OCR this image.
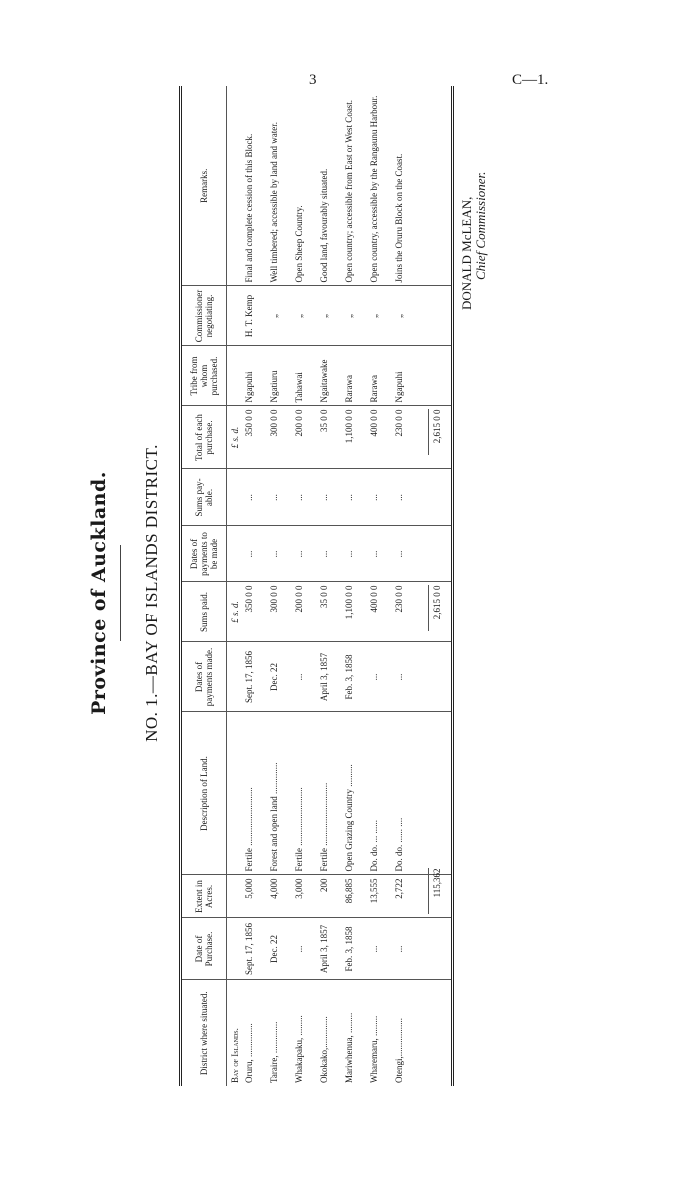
3	C—1.
Province of Auckland. NO. 1.—BAY OF ISLANDS DISTRICT.
District where situated.	Date of Purchase.	Extent in Acres.	Description of Land.	Dates of payments made.	Sums paid.	Dates of payments to be made	Sums pay-able.	Total of each purchase.	Tribe from whom purchased.	Commissioner negotiating.	Remarks.
Bay of Islands.					£ s. d.			£ s. d.			
Oruru, ...............	Sept. 17, 1856	5,000	Fertile ..........................	Sept. 17, 1856	350 0 0	...	...	350 0 0	Ngapuhi	H. T. Kemp	Final and complete cession of this Block.
Taraire, ..............	Dec. 22	4,000	Forest and open land ..............	Dec. 22	300 0 0	...	...	300 0 0	Ngatiuru	„	Well timbered; accessible by land and water.
Whakapaku, .........	...	3,000	Fertile ..........................	...	200 0 0	...	...	200 0 0	Tahawai	„	Open Sheep Country.
Okokako,..............	April 3, 1857	200	Fertile ............................	April 3, 1857	35 0 0	...	...	35 0 0	Ngaitawake	„	Good land, favourably situated.
Mariwhenua, .........	Feb. 3, 1858	86,885	Open Grazing Country ..........	Feb. 3, 1858	1,100 0 0	...	...	1,100 0 0	Rarawa	„	Open country; accessible from East or West Coast.
Wharemaru, .........	...	13,555	Do. do. ... ......	...	400 0 0	...	...	400 0 0	Rarawa	„	Open country, accessible by the Rangaunu Harbour.
Otengi,.................	...	2,722	Do. do. ...... ....	...	230 0 0	...	...	230 0 0	Ngapuhi	„	Joins the Oruru Block on the Coast.
		115,362			2,615 0 0			2,615 0 0			
DONALD McLEAN, Chief Commissioner.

———

- DIRECTIONS
Transcribe the whole listing, character for character, but not its images.

- THE SOLUTION
OCR this image.
3	C—1.
Province of Auckland. NO. 1.—BAY OF ISLANDS DISTRICT.
District where situated.	Date of Purchase.	Extent in Acres.	Description of Land.	Dates of payments made.	Sums paid.	Dates of payments to be made	Sums pay-able.	Total of each purchase.	Tribe from whom purchased.	Commissioner negotiating.	Remarks.
Bay of Islands.					£ s. d.			£ s. d.			
Oruru, ...............	Sept. 17, 1856	5,000	Fertile ..........................	Sept. 17, 1856	350 0 0	...	...	350 0 0	Ngapuhi	H. T. Kemp	Final and complete cession of this Block.
Taraire, ..............	Dec. 22	4,000	Forest and open land ..............	Dec. 22	300 0 0	...	...	300 0 0	Ngatiuru	„	Well timbered; accessible by land and water.
Whakapaku, .........	...	3,000	Fertile ..........................	...	200 0 0	...	...	200 0 0	Tahawai	„	Open Sheep Country.
Okokako,..............	April 3, 1857	200	Fertile ............................	April 3, 1857	35 0 0	...	...	35 0 0	Ngaitawake	„	Good land, favourably situated.
Mariwhenua, .........	Feb. 3, 1858	86,885	Open Grazing Country ..........	Feb. 3, 1858	1,100 0 0	...	...	1,100 0 0	Rarawa	„	Open country; accessible from East or West Coast.
Wharemaru, .........	...	13,555	Do. do. ... ......	...	400 0 0	...	...	400 0 0	Rarawa	„	Open country, accessible by the Rangaunu Harbour.
Otengi,.................	...	2,722	Do. do. ...... ....	...	230 0 0	...	...	230 0 0	Ngapuhi	„	Joins the Oruru Block on the Coast.
		115,362			2,615 0 0			2,615 0 0			
DONALD McLEAN, Chief Commissioner.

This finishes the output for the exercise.